**Written problem**
Extract the data exactly, missing nothing.

(Extracted records)
==*==
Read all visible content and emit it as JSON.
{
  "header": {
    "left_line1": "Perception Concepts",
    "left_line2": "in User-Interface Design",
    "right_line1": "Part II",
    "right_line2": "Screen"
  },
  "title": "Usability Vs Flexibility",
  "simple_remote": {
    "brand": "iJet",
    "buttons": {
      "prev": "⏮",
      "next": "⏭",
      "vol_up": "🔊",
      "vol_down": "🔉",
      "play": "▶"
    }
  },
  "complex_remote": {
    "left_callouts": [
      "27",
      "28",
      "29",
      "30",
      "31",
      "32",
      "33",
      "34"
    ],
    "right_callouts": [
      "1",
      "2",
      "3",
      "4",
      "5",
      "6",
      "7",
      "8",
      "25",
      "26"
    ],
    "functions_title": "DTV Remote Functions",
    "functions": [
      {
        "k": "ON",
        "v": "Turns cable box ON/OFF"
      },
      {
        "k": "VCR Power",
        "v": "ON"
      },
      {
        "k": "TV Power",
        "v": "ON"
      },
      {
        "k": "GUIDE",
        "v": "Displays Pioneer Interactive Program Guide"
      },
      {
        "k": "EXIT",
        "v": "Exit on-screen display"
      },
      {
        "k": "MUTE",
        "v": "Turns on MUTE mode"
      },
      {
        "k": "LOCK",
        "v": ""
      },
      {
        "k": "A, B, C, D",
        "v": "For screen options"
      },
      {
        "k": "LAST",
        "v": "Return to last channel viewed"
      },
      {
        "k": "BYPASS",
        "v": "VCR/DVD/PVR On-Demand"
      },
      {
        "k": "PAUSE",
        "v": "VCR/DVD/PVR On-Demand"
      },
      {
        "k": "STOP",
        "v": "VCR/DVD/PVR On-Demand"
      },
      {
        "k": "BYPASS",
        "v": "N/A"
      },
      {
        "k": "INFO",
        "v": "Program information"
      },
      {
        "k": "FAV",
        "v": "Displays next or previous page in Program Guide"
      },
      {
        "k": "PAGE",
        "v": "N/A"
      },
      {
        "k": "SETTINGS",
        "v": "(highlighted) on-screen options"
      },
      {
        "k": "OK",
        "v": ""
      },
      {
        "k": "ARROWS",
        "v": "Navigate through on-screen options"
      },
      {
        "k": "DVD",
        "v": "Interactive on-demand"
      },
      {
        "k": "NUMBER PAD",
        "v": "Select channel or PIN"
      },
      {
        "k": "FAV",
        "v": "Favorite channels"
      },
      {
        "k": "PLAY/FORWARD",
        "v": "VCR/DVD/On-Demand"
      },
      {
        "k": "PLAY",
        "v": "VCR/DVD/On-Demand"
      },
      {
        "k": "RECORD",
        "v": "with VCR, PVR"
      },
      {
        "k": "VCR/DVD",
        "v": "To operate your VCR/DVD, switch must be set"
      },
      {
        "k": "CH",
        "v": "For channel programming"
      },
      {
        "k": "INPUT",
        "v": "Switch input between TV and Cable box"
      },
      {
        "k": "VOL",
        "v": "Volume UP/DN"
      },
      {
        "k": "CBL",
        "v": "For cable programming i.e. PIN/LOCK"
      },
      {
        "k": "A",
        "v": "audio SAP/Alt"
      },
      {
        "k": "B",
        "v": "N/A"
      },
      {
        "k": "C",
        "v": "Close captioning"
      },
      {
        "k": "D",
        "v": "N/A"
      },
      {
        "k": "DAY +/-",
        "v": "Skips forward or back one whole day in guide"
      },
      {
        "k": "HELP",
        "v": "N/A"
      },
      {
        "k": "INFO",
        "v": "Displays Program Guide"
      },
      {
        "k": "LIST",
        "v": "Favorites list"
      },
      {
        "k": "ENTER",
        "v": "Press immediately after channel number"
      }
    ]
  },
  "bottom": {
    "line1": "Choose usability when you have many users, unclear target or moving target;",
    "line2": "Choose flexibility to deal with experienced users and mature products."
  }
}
==*==
**Exercise solution**
Read all visible content and emit it as JSON.
{
  "header": {
    "left_line1": "Perception Concepts",
    "left_line2": "in User-Interface Design",
    "right_line1": "Part II",
    "right_line2": "Screen"
  },
  "title": "Usability Vs Flexibility",
  "simple_remote": {
    "brand": "iJet",
    "buttons": {
      "prev": "⏮",
      "next": "⏭",
      "vol_up": "🔊",
      "vol_down": "🔉",
      "play": "▶"
    }
  },
  "complex_remote": {
    "left_callouts": [
      "27",
      "28",
      "29",
      "30",
      "31",
      "32",
      "33",
      "34"
    ],
    "right_callouts": [
      "1",
      "2",
      "3",
      "4",
      "5",
      "6",
      "7",
      "8",
      "25",
      "26"
    ],
    "functions_title": "DTV Remote Functions",
    "functions": [
      {
        "k": "ON",
        "v": "Turns cable box ON/OFF"
      },
      {
        "k": "VCR Power",
        "v": "ON"
      },
      {
        "k": "TV Power",
        "v": "ON"
      },
      {
        "k": "GUIDE",
        "v": "Displays Pioneer Interactive Program Guide"
      },
      {
        "k": "EXIT",
        "v": "Exit on-screen display"
      },
      {
        "k": "MUTE",
        "v": "Turns on MUTE mode"
      },
      {
        "k": "LOCK",
        "v": ""
      },
      {
        "k": "A, B, C, D",
        "v": "For screen options"
      },
      {
        "k": "LAST",
        "v": "Return to last channel viewed"
      },
      {
        "k": "BYPASS",
        "v": "VCR/DVD/PVR On-Demand"
      },
      {
        "k": "PAUSE",
        "v": "VCR/DVD/PVR On-Demand"
      },
      {
        "k": "STOP",
        "v": "VCR/DVD/PVR On-Demand"
      },
      {
        "k": "BYPASS",
        "v": "N/A"
      },
      {
        "k": "INFO",
        "v": "Program information"
      },
      {
        "k": "FAV",
        "v": "Displays next or previous page in Program Guide"
      },
      {
        "k": "PAGE",
        "v": "N/A"
      },
      {
        "k": "SETTINGS",
        "v": "(highlighted) on-screen options"
      },
      {
        "k": "OK",
        "v": ""
      },
      {
        "k": "ARROWS",
        "v": "Navigate through on-screen options"
      },
      {
        "k": "DVD",
        "v": "Interactive on-demand"
      },
      {
        "k": "NUMBER PAD",
        "v": "Select channel or PIN"
      },
      {
        "k": "FAV",
        "v": "Favorite channels"
      },
      {
        "k": "PLAY/FORWARD",
        "v": "VCR/DVD/On-Demand"
      },
      {
        "k": "PLAY",
        "v": "VCR/DVD/On-Demand"
      },
      {
        "k": "RECORD",
        "v": "with VCR, PVR"
      },
      {
        "k": "VCR/DVD",
        "v": "To operate your VCR/DVD, switch must be set"
      },
      {
        "k": "CH",
        "v": "For channel programming"
      },
      {
        "k": "INPUT",
        "v": "Switch input between TV and Cable box"
      },
      {
        "k": "VOL",
        "v": "Volume UP/DN"
      },
      {
        "k": "CBL",
        "v": "For cable programming i.e. PIN/LOCK"
      },
      {
        "k": "A",
        "v": "audio SAP/Alt"
      },
      {
        "k": "B",
        "v": "N/A"
      },
      {
        "k": "C",
        "v": "Close captioning"
      },
      {
        "k": "D",
        "v": "N/A"
      },
      {
        "k": "DAY +/-",
        "v": "Skips forward or back one whole day in guide"
      },
      {
        "k": "HELP",
        "v": "N/A"
      },
      {
        "k": "INFO",
        "v": "Displays Program Guide"
      },
      {
        "k": "LIST",
        "v": "Favorites list"
      },
      {
        "k": "ENTER",
        "v": "Press immediately after channel number"
      }
    ]
  },
  "bottom": {
    "line1": "Choose usability when you have many users, unclear target or moving target;",
    "line2": "Choose flexibility to deal with experienced users and mature products."
  }
}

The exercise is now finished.